_Records contained in a dataset:_
□ □ □ □ □

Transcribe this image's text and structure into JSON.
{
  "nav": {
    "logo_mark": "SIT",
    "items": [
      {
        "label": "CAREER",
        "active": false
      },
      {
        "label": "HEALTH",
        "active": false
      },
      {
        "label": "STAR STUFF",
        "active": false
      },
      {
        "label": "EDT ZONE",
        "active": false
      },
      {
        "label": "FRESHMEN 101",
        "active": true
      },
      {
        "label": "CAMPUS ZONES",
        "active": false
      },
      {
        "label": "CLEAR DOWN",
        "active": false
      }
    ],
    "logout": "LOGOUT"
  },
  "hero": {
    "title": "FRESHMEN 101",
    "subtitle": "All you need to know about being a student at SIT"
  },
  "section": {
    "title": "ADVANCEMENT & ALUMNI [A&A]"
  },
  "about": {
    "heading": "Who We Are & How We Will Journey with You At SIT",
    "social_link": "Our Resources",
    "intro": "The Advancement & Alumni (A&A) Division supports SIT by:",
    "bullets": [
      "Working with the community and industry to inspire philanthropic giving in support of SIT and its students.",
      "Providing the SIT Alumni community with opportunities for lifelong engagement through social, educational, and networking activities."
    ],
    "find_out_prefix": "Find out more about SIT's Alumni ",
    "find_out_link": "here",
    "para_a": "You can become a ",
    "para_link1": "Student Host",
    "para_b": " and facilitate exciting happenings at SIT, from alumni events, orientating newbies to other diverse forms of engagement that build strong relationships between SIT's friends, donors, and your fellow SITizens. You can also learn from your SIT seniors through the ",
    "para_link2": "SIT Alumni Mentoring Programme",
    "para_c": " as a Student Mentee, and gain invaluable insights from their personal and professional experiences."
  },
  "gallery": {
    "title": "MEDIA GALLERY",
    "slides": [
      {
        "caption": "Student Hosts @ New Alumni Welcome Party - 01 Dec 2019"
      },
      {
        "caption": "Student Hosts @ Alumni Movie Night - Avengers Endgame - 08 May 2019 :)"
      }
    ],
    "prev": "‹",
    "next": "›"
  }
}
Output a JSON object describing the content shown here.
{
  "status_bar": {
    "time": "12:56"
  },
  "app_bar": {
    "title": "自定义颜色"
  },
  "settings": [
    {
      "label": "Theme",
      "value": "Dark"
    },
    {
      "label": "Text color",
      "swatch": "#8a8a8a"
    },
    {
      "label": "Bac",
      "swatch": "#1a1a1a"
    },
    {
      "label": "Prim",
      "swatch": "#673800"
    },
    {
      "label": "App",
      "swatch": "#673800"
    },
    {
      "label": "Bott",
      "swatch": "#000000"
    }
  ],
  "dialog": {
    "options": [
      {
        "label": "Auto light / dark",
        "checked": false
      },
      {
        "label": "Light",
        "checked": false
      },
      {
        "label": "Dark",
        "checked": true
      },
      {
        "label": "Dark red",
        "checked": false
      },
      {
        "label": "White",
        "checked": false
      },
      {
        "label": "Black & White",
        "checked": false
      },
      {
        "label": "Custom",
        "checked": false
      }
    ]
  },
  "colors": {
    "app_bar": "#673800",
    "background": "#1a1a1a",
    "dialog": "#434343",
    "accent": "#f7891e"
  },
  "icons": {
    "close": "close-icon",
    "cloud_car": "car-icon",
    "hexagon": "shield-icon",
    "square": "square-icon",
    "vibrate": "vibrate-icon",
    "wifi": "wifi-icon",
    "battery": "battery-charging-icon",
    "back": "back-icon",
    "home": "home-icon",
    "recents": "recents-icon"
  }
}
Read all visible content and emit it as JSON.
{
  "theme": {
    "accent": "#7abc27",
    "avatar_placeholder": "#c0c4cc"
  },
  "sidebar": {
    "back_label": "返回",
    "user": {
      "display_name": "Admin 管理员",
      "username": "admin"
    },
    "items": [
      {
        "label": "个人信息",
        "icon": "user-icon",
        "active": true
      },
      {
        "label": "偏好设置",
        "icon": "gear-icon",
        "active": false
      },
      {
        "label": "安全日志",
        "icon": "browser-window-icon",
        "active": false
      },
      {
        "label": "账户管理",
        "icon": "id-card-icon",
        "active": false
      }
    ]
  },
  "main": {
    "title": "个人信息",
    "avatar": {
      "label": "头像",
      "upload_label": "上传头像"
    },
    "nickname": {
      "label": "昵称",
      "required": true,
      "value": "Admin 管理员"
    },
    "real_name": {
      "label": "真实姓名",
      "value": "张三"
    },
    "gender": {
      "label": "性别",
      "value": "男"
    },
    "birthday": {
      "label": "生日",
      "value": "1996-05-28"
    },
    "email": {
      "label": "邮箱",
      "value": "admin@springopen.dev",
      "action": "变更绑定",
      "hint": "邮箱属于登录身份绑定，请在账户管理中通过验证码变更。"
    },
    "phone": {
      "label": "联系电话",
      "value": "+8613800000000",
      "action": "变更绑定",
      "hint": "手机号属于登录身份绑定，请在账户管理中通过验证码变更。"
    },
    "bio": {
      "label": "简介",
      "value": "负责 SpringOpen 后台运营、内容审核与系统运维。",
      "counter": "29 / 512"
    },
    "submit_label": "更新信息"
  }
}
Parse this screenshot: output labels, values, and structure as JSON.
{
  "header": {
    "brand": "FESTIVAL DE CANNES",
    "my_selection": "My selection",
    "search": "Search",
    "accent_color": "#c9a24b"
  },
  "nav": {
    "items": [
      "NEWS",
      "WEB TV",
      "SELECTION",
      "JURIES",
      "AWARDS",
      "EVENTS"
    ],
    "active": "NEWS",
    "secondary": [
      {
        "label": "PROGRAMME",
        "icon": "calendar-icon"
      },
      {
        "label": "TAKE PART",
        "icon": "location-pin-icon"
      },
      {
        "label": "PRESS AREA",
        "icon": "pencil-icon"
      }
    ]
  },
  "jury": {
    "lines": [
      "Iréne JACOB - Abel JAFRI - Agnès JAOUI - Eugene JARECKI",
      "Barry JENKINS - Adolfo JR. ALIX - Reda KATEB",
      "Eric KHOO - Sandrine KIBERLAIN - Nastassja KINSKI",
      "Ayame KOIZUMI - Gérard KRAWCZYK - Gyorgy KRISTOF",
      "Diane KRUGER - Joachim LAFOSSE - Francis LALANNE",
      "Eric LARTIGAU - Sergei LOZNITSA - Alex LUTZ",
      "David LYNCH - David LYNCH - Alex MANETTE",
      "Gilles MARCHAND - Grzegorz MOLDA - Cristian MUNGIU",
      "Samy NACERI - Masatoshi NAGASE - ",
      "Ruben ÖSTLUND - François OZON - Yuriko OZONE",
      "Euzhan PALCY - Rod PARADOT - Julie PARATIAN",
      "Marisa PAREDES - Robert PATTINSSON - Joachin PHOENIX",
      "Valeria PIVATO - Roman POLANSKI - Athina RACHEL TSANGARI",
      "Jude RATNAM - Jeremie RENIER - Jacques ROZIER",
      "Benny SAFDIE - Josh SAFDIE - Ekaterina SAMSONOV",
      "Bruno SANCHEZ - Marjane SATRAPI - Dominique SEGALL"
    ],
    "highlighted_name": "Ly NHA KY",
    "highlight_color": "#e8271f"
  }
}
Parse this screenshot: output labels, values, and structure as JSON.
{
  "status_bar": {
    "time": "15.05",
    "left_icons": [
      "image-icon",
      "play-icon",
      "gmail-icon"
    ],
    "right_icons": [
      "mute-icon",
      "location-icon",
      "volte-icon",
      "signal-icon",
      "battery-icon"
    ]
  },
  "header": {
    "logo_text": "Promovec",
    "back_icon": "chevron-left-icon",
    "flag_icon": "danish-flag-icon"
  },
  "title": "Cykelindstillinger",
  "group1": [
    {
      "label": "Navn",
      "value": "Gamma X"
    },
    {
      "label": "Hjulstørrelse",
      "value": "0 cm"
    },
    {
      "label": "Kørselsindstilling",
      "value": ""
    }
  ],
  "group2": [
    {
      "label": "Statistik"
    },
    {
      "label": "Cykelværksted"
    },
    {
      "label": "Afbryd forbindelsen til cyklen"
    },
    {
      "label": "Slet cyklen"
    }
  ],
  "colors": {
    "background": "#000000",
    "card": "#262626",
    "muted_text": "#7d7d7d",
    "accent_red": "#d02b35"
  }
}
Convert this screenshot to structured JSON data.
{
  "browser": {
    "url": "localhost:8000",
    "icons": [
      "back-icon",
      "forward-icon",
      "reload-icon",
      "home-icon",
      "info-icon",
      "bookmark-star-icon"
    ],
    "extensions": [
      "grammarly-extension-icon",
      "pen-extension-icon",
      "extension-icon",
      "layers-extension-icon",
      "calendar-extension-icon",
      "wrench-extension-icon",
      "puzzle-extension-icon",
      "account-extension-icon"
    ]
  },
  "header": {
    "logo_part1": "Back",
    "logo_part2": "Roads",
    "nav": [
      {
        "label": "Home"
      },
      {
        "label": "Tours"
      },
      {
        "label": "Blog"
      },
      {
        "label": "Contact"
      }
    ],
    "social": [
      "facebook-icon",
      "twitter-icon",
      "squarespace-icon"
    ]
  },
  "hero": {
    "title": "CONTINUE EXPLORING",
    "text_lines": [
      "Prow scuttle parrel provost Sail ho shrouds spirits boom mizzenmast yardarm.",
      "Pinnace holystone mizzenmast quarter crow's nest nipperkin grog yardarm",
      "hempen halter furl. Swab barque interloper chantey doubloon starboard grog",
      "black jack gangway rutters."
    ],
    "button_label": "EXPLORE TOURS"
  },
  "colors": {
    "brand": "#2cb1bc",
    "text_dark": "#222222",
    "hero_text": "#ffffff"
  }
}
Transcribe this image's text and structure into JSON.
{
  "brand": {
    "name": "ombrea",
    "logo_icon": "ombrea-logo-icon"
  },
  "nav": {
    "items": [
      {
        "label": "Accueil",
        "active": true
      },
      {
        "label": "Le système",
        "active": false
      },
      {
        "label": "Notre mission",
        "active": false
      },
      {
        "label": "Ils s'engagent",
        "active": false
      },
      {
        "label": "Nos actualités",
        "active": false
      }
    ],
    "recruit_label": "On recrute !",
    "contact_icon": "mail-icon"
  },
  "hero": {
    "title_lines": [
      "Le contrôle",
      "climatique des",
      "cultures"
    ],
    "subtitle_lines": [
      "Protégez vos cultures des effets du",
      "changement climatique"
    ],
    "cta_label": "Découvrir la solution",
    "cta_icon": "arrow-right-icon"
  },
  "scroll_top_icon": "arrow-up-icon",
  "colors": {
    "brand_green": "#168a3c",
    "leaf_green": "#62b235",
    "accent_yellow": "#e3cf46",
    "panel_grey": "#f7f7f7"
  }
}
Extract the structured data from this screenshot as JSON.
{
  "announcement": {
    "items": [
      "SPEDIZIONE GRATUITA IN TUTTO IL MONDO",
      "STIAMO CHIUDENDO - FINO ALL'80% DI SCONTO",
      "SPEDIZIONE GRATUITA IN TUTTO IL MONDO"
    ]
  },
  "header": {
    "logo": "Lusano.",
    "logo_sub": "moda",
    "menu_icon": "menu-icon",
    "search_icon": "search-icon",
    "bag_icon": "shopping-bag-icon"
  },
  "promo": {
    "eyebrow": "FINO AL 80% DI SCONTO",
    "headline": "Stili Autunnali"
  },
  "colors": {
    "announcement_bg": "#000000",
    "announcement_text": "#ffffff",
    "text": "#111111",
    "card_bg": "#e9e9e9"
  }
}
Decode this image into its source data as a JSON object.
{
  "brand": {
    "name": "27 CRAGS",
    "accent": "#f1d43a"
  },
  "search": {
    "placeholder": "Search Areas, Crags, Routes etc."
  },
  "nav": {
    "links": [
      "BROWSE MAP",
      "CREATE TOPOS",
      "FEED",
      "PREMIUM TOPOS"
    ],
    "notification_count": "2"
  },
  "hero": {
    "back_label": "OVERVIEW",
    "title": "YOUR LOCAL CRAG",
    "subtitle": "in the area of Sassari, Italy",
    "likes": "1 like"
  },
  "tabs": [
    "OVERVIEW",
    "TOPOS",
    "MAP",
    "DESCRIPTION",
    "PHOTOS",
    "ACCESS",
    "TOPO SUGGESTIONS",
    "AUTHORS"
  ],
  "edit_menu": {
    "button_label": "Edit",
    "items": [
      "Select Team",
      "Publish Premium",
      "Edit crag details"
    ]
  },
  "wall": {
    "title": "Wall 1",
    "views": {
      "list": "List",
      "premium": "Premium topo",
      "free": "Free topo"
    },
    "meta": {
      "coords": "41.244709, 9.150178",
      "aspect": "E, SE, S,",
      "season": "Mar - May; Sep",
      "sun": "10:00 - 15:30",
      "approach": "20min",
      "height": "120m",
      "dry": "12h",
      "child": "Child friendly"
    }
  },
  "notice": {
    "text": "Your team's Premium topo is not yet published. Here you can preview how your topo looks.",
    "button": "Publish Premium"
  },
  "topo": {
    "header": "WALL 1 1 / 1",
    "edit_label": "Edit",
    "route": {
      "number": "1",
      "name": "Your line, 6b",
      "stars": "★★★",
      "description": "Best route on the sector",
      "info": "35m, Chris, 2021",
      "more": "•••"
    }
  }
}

□ □ □ □ □

_DO THIS:_
Extract every line from the records above that contains the word "with".

_FINISHED EXERCISE:_
    "heading": "Who We Are & How We Will Journey with You At SIT",
      "Working with the community and industry to inspire philanthropic giving in support of SIT and its students.",
      "Providing the SIT Alumni community with opportunities for lifelong engagement through social, educational, and networking activities."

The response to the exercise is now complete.